Requirement: Skip the pictures and repeat each line of the data exactly.

Provided material:

>>

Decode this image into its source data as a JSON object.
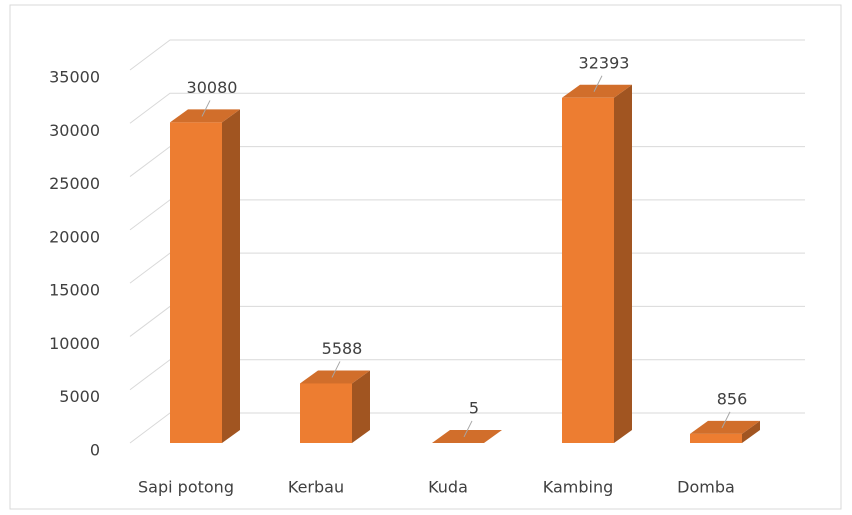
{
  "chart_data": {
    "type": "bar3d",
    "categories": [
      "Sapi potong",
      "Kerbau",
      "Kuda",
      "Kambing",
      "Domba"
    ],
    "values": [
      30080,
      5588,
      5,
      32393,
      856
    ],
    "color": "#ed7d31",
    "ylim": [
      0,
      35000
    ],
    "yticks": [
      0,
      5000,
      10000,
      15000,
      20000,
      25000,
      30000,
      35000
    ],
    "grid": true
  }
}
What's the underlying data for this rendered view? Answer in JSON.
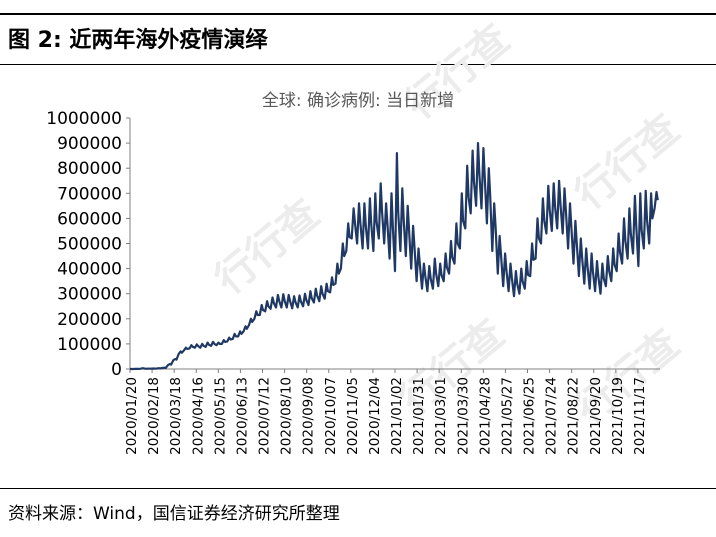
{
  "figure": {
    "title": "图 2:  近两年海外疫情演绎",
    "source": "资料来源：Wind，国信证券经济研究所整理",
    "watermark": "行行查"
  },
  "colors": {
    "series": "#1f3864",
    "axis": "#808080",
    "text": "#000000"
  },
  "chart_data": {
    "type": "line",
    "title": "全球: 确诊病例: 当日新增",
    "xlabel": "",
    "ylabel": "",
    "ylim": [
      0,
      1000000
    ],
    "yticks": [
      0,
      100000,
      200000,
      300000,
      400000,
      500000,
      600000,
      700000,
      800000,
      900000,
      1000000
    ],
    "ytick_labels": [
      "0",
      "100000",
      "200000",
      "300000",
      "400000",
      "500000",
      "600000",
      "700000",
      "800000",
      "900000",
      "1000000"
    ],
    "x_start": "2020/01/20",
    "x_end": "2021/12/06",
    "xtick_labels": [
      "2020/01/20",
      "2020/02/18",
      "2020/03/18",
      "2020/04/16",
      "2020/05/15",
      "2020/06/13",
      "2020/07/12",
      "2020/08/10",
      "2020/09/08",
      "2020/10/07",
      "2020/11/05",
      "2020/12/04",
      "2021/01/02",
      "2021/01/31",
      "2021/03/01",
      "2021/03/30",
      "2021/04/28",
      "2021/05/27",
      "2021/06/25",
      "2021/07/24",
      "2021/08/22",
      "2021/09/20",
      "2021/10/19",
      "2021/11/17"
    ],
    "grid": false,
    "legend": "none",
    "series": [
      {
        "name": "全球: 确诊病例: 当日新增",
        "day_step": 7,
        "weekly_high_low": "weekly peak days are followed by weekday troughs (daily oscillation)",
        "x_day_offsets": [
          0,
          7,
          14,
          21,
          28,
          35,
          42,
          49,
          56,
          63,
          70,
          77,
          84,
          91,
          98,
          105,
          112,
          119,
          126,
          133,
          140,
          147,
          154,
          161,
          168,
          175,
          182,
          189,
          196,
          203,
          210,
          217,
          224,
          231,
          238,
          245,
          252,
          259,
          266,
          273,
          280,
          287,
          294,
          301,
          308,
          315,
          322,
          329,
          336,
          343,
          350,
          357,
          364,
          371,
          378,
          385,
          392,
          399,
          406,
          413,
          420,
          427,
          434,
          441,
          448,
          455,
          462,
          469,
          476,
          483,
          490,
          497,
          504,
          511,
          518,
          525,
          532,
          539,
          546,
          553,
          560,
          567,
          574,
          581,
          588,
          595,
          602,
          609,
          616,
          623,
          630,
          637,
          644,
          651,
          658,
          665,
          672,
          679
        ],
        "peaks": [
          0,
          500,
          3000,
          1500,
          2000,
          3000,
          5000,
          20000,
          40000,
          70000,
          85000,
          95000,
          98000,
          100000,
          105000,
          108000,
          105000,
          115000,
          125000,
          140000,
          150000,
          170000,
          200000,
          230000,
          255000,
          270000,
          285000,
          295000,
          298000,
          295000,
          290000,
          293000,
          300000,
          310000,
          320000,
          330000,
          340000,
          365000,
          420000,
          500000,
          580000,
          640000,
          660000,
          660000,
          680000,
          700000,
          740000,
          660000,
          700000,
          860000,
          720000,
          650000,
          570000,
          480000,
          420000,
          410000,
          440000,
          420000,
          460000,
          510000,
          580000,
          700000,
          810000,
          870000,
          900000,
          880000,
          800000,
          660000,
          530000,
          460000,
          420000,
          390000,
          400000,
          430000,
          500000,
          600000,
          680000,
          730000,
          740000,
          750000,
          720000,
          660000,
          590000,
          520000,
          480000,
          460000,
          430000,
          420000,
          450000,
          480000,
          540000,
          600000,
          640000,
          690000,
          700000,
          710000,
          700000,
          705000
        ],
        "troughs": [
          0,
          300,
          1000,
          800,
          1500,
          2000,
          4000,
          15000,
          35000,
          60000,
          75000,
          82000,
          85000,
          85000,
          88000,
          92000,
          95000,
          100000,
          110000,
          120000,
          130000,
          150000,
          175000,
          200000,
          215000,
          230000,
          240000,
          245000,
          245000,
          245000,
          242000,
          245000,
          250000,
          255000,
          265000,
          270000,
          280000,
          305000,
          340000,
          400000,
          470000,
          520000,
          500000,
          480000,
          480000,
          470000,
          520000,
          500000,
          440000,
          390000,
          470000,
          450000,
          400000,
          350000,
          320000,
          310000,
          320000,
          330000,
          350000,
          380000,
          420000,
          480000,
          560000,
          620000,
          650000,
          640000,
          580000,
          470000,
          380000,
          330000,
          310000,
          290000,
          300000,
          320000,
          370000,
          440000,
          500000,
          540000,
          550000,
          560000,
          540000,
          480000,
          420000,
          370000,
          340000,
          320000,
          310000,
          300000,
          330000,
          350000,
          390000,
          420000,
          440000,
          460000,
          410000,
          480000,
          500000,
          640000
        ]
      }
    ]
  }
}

<<

Final answer:
Decode this image into its source data as a JSON object.
{
  "chart_data": {
    "type": "bar3d",
    "categories": [
      "Sapi potong",
      "Kerbau",
      "Kuda",
      "Kambing",
      "Domba"
    ],
    "values": [
      30080,
      5588,
      5,
      32393,
      856
    ],
    "color": "#ed7d31",
    "ylim": [
      0,
      35000
    ],
    "yticks": [
      0,
      5000,
      10000,
      15000,
      20000,
      25000,
      30000,
      35000
    ],
    "grid": true
  }
}
What's the underlying data for this rendered view? Answer in JSON.
{
  "figure": {
    "title": "图 2:  近两年海外疫情演绎",
    "source": "资料来源：Wind，国信证券经济研究所整理",
    "watermark": "行行查"
  },
  "colors": {
    "series": "#1f3864",
    "axis": "#808080",
    "text": "#000000"
  },
  "chart_data": {
    "type": "line",
    "title": "全球: 确诊病例: 当日新增",
    "xlabel": "",
    "ylabel": "",
    "ylim": [
      0,
      1000000
    ],
    "yticks": [
      0,
      100000,
      200000,
      300000,
      400000,
      500000,
      600000,
      700000,
      800000,
      900000,
      1000000
    ],
    "ytick_labels": [
      "0",
      "100000",
      "200000",
      "300000",
      "400000",
      "500000",
      "600000",
      "700000",
      "800000",
      "900000",
      "1000000"
    ],
    "x_start": "2020/01/20",
    "x_end": "2021/12/06",
    "xtick_labels": [
      "2020/01/20",
      "2020/02/18",
      "2020/03/18",
      "2020/04/16",
      "2020/05/15",
      "2020/06/13",
      "2020/07/12",
      "2020/08/10",
      "2020/09/08",
      "2020/10/07",
      "2020/11/05",
      "2020/12/04",
      "2021/01/02",
      "2021/01/31",
      "2021/03/01",
      "2021/03/30",
      "2021/04/28",
      "2021/05/27",
      "2021/06/25",
      "2021/07/24",
      "2021/08/22",
      "2021/09/20",
      "2021/10/19",
      "2021/11/17"
    ],
    "grid": false,
    "legend": "none",
    "series": [
      {
        "name": "全球: 确诊病例: 当日新增",
        "day_step": 7,
        "weekly_high_low": "weekly peak days are followed by weekday troughs (daily oscillation)",
        "x_day_offsets": [
          0,
          7,
          14,
          21,
          28,
          35,
          42,
          49,
          56,
          63,
          70,
          77,
          84,
          91,
          98,
          105,
          112,
          119,
          126,
          133,
          140,
          147,
          154,
          161,
          168,
          175,
          182,
          189,
          196,
          203,
          210,
          217,
          224,
          231,
          238,
          245,
          252,
          259,
          266,
          273,
          280,
          287,
          294,
          301,
          308,
          315,
          322,
          329,
          336,
          343,
          350,
          357,
          364,
          371,
          378,
          385,
          392,
          399,
          406,
          413,
          420,
          427,
          434,
          441,
          448,
          455,
          462,
          469,
          476,
          483,
          490,
          497,
          504,
          511,
          518,
          525,
          532,
          539,
          546,
          553,
          560,
          567,
          574,
          581,
          588,
          595,
          602,
          609,
          616,
          623,
          630,
          637,
          644,
          651,
          658,
          665,
          672,
          679
        ],
        "peaks": [
          0,
          500,
          3000,
          1500,
          2000,
          3000,
          5000,
          20000,
          40000,
          70000,
          85000,
          95000,
          98000,
          100000,
          105000,
          108000,
          105000,
          115000,
          125000,
          140000,
          150000,
          170000,
          200000,
          230000,
          255000,
          270000,
          285000,
          295000,
          298000,
          295000,
          290000,
          293000,
          300000,
          310000,
          320000,
          330000,
          340000,
          365000,
          420000,
          500000,
          580000,
          640000,
          660000,
          660000,
          680000,
          700000,
          740000,
          660000,
          700000,
          860000,
          720000,
          650000,
          570000,
          480000,
          420000,
          410000,
          440000,
          420000,
          460000,
          510000,
          580000,
          700000,
          810000,
          870000,
          900000,
          880000,
          800000,
          660000,
          530000,
          460000,
          420000,
          390000,
          400000,
          430000,
          500000,
          600000,
          680000,
          730000,
          740000,
          750000,
          720000,
          660000,
          590000,
          520000,
          480000,
          460000,
          430000,
          420000,
          450000,
          480000,
          540000,
          600000,
          640000,
          690000,
          700000,
          710000,
          700000,
          705000
        ],
        "troughs": [
          0,
          300,
          1000,
          800,
          1500,
          2000,
          4000,
          15000,
          35000,
          60000,
          75000,
          82000,
          85000,
          85000,
          88000,
          92000,
          95000,
          100000,
          110000,
          120000,
          130000,
          150000,
          175000,
          200000,
          215000,
          230000,
          240000,
          245000,
          245000,
          245000,
          242000,
          245000,
          250000,
          255000,
          265000,
          270000,
          280000,
          305000,
          340000,
          400000,
          470000,
          520000,
          500000,
          480000,
          480000,
          470000,
          520000,
          500000,
          440000,
          390000,
          470000,
          450000,
          400000,
          350000,
          320000,
          310000,
          320000,
          330000,
          350000,
          380000,
          420000,
          480000,
          560000,
          620000,
          650000,
          640000,
          580000,
          470000,
          380000,
          330000,
          310000,
          290000,
          300000,
          320000,
          370000,
          440000,
          500000,
          540000,
          550000,
          560000,
          540000,
          480000,
          420000,
          370000,
          340000,
          320000,
          310000,
          300000,
          330000,
          350000,
          390000,
          420000,
          440000,
          460000,
          410000,
          480000,
          500000,
          640000
        ]
      }
    ]
  }
}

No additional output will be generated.